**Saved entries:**

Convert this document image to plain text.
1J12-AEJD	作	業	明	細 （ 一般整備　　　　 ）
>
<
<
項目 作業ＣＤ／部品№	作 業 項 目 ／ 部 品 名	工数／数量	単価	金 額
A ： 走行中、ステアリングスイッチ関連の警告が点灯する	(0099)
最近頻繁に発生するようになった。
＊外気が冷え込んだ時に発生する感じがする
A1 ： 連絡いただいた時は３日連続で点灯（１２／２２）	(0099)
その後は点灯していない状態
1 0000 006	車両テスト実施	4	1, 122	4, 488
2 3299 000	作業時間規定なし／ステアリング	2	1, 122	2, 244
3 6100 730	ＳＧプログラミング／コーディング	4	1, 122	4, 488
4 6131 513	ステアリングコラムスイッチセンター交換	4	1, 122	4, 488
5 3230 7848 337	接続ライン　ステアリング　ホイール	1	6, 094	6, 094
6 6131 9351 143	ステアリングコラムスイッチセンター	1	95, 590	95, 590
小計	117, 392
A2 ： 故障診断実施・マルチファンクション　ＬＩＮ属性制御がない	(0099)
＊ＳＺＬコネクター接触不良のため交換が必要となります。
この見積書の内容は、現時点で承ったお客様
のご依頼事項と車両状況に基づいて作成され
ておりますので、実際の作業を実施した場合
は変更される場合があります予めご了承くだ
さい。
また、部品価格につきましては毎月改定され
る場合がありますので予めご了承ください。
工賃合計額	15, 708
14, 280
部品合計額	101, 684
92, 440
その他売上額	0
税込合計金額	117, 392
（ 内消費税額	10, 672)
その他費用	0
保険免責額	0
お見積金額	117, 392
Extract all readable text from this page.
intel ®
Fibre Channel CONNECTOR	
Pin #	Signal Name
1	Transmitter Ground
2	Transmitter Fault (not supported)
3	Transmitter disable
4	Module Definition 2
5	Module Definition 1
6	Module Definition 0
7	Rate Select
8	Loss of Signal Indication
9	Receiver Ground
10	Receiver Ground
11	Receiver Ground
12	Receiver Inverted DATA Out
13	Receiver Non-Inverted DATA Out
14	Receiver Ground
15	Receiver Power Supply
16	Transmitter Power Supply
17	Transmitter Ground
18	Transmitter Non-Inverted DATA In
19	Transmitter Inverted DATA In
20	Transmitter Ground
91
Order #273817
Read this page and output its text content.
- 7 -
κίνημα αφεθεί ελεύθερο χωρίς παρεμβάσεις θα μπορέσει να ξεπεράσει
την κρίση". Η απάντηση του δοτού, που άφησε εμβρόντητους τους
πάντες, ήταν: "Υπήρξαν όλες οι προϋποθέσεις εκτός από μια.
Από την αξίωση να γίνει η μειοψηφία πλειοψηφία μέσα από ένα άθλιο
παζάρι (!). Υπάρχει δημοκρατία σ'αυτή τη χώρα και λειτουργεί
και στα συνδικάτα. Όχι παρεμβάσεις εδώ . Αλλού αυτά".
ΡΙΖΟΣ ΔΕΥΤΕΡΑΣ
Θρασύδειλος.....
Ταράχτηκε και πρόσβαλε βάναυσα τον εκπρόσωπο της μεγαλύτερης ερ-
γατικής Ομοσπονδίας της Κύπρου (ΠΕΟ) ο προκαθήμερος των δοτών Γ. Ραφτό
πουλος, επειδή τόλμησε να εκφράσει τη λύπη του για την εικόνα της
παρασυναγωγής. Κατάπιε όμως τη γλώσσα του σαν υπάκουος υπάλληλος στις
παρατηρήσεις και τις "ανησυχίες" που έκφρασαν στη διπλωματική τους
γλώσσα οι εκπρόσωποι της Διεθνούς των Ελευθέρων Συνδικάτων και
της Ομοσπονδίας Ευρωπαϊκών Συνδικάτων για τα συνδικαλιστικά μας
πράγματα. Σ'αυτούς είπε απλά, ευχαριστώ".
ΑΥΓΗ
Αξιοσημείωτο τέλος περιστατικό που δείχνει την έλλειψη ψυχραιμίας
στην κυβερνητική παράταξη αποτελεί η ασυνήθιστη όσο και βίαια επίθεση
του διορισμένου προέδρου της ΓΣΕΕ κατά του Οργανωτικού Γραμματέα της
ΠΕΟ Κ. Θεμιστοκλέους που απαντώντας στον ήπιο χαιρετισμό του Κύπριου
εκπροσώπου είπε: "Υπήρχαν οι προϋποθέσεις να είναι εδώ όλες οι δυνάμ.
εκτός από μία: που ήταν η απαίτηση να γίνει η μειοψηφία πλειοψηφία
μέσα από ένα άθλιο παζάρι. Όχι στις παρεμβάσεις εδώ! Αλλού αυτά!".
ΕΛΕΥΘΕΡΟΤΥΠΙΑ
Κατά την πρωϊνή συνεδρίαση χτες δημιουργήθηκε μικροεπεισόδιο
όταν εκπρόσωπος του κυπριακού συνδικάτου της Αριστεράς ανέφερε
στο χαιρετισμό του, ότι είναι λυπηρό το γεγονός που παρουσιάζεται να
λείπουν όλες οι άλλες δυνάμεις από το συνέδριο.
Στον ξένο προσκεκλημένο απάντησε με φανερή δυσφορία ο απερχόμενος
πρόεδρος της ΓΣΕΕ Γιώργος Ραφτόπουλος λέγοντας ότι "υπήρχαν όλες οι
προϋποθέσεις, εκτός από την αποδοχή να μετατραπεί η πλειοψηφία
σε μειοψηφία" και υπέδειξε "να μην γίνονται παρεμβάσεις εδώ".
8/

**INSTRUCTIONS FOR THE TASK:** Return each entry from above without altering a single character.

**SOLUTION FOR THIS PROBLEM:**
Convert this document image to plain text.
1J12-AEJD	作	業	明	細 （ 一般整備　　　　 ）
>
<
<
項目 作業ＣＤ／部品№	作 業 項 目 ／ 部 品 名	工数／数量	単価	金 額
A ： 走行中、ステアリングスイッチ関連の警告が点灯する	(0099)
最近頻繁に発生するようになった。
＊外気が冷え込んだ時に発生する感じがする
A1 ： 連絡いただいた時は３日連続で点灯（１２／２２）	(0099)
その後は点灯していない状態
1 0000 006	車両テスト実施	4	1, 122	4, 488
2 3299 000	作業時間規定なし／ステアリング	2	1, 122	2, 244
3 6100 730	ＳＧプログラミング／コーディング	4	1, 122	4, 488
4 6131 513	ステアリングコラムスイッチセンター交換	4	1, 122	4, 488
5 3230 7848 337	接続ライン　ステアリング　ホイール	1	6, 094	6, 094
6 6131 9351 143	ステアリングコラムスイッチセンター	1	95, 590	95, 590
小計	117, 392
A2 ： 故障診断実施・マルチファンクション　ＬＩＮ属性制御がない	(0099)
＊ＳＺＬコネクター接触不良のため交換が必要となります。
この見積書の内容は、現時点で承ったお客様
のご依頼事項と車両状況に基づいて作成され
ておりますので、実際の作業を実施した場合
は変更される場合があります予めご了承くだ
さい。
また、部品価格につきましては毎月改定され
る場合がありますので予めご了承ください。
工賃合計額	15, 708
14, 280
部品合計額	101, 684
92, 440
その他売上額	0
税込合計金額	117, 392
（ 内消費税額	10, 672)
その他費用	0
保険免責額	0
お見積金額	117, 392
Extract all readable text from this page.
intel ®
Fibre Channel CONNECTOR	
Pin #	Signal Name
1	Transmitter Ground
2	Transmitter Fault (not supported)
3	Transmitter disable
4	Module Definition 2
5	Module Definition 1
6	Module Definition 0
7	Rate Select
8	Loss of Signal Indication
9	Receiver Ground
10	Receiver Ground
11	Receiver Ground
12	Receiver Inverted DATA Out
13	Receiver Non-Inverted DATA Out
14	Receiver Ground
15	Receiver Power Supply
16	Transmitter Power Supply
17	Transmitter Ground
18	Transmitter Non-Inverted DATA In
19	Transmitter Inverted DATA In
20	Transmitter Ground
91
Order #273817
Read this page and output its text content.
- 7 -
κίνημα αφεθεί ελεύθερο χωρίς παρεμβάσεις θα μπορέσει να ξεπεράσει
την κρίση". Η απάντηση του δοτού, που άφησε εμβρόντητους τους
πάντες, ήταν: "Υπήρξαν όλες οι προϋποθέσεις εκτός από μια.
Από την αξίωση να γίνει η μειοψηφία πλειοψηφία μέσα από ένα άθλιο
παζάρι (!). Υπάρχει δημοκρατία σ'αυτή τη χώρα και λειτουργεί
και στα συνδικάτα. Όχι παρεμβάσεις εδώ . Αλλού αυτά".
ΡΙΖΟΣ ΔΕΥΤΕΡΑΣ
Θρασύδειλος.....
Ταράχτηκε και πρόσβαλε βάναυσα τον εκπρόσωπο της μεγαλύτερης ερ-
γατικής Ομοσπονδίας της Κύπρου (ΠΕΟ) ο προκαθήμερος των δοτών Γ. Ραφτό
πουλος, επειδή τόλμησε να εκφράσει τη λύπη του για την εικόνα της
παρασυναγωγής. Κατάπιε όμως τη γλώσσα του σαν υπάκουος υπάλληλος στις
παρατηρήσεις και τις "ανησυχίες" που έκφρασαν στη διπλωματική τους
γλώσσα οι εκπρόσωποι της Διεθνούς των Ελευθέρων Συνδικάτων και
της Ομοσπονδίας Ευρωπαϊκών Συνδικάτων για τα συνδικαλιστικά μας
πράγματα. Σ'αυτούς είπε απλά, ευχαριστώ".
ΑΥΓΗ
Αξιοσημείωτο τέλος περιστατικό που δείχνει την έλλειψη ψυχραιμίας
στην κυβερνητική παράταξη αποτελεί η ασυνήθιστη όσο και βίαια επίθεση
του διορισμένου προέδρου της ΓΣΕΕ κατά του Οργανωτικού Γραμματέα της
ΠΕΟ Κ. Θεμιστοκλέους που απαντώντας στον ήπιο χαιρετισμό του Κύπριου
εκπροσώπου είπε: "Υπήρχαν οι προϋποθέσεις να είναι εδώ όλες οι δυνάμ.
εκτός από μία: που ήταν η απαίτηση να γίνει η μειοψηφία πλειοψηφία
μέσα από ένα άθλιο παζάρι. Όχι στις παρεμβάσεις εδώ! Αλλού αυτά!".
ΕΛΕΥΘΕΡΟΤΥΠΙΑ
Κατά την πρωϊνή συνεδρίαση χτες δημιουργήθηκε μικροεπεισόδιο
όταν εκπρόσωπος του κυπριακού συνδικάτου της Αριστεράς ανέφερε
στο χαιρετισμό του, ότι είναι λυπηρό το γεγονός που παρουσιάζεται να
λείπουν όλες οι άλλες δυνάμεις από το συνέδριο.
Στον ξένο προσκεκλημένο απάντησε με φανερή δυσφορία ο απερχόμενος
πρόεδρος της ΓΣΕΕ Γιώργος Ραφτόπουλος λέγοντας ότι "υπήρχαν όλες οι
προϋποθέσεις, εκτός από την αποδοχή να μετατραπεί η πλειοψηφία
σε μειοψηφία" και υπέδειξε "να μην γίνονται παρεμβάσεις εδώ".
8/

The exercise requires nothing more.